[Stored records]
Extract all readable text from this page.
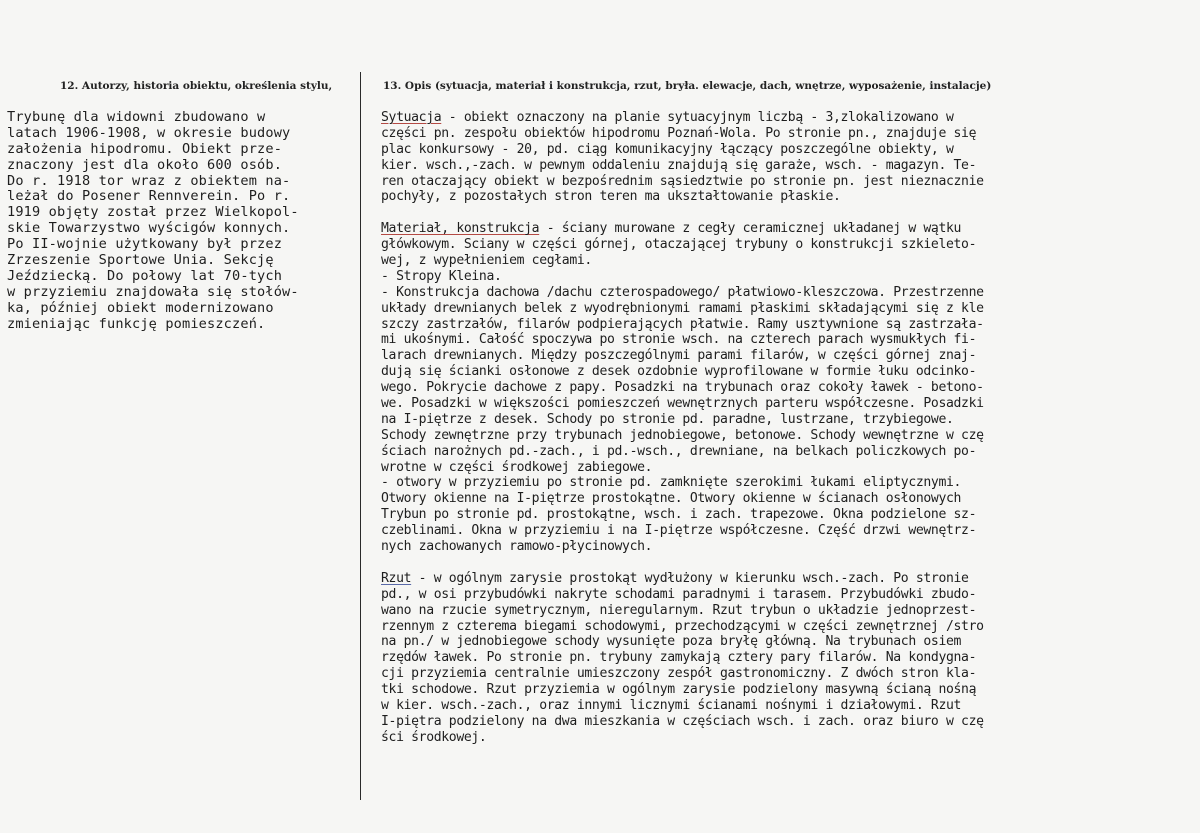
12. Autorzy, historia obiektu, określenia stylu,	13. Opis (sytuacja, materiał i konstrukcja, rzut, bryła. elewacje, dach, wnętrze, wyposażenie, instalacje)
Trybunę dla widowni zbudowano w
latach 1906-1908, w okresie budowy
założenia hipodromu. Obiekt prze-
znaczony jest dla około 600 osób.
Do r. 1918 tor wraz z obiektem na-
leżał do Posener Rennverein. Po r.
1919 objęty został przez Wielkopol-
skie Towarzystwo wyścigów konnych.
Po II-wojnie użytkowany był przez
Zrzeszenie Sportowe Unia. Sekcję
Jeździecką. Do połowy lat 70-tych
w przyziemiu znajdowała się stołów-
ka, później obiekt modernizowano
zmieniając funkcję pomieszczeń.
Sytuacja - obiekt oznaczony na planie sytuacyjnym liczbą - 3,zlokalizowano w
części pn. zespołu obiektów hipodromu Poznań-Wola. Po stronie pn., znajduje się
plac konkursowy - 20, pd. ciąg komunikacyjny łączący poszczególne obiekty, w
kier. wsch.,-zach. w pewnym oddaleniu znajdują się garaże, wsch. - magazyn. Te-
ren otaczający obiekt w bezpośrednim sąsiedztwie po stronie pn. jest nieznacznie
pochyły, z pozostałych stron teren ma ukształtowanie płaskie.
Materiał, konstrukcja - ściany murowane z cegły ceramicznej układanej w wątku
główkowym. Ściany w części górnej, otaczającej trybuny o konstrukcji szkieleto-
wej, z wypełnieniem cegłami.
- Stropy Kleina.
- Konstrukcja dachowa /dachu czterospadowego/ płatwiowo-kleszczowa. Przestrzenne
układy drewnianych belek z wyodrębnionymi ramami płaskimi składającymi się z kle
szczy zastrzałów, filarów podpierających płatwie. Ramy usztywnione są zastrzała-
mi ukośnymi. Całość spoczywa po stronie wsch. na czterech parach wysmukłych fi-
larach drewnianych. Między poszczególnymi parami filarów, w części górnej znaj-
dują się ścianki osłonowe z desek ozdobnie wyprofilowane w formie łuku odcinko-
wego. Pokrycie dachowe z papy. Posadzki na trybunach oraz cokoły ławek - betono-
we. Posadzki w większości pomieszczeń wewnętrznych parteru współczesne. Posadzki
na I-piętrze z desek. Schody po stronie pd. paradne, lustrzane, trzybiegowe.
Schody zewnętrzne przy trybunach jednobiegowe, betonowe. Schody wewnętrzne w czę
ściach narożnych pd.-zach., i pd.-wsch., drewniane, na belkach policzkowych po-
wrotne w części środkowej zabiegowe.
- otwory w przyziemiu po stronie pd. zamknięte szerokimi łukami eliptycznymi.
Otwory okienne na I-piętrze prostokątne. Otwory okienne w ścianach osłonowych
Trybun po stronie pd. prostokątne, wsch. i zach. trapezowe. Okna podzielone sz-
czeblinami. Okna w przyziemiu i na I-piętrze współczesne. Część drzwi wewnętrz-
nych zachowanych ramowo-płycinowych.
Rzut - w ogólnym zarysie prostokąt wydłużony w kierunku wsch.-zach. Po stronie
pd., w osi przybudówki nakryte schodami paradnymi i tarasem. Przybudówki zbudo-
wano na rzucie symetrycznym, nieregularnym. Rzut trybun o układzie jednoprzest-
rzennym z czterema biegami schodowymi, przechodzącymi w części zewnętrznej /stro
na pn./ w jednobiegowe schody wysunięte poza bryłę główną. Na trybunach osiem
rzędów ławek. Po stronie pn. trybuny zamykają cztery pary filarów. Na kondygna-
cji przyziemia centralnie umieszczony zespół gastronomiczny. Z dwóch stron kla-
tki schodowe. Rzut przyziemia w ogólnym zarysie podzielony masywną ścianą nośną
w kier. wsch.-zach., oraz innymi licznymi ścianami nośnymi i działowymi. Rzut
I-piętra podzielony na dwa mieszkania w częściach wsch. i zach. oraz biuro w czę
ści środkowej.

→ The exercise
Filter the entries down to the lines with the word "Posadzki" in them.

→ Exercise solution
wego. Pokrycie dachowe z papy. Posadzki na trybunach oraz cokoły ławek - betono-
we. Posadzki w większości pomieszczeń wewnętrznych parteru współczesne. Posadzki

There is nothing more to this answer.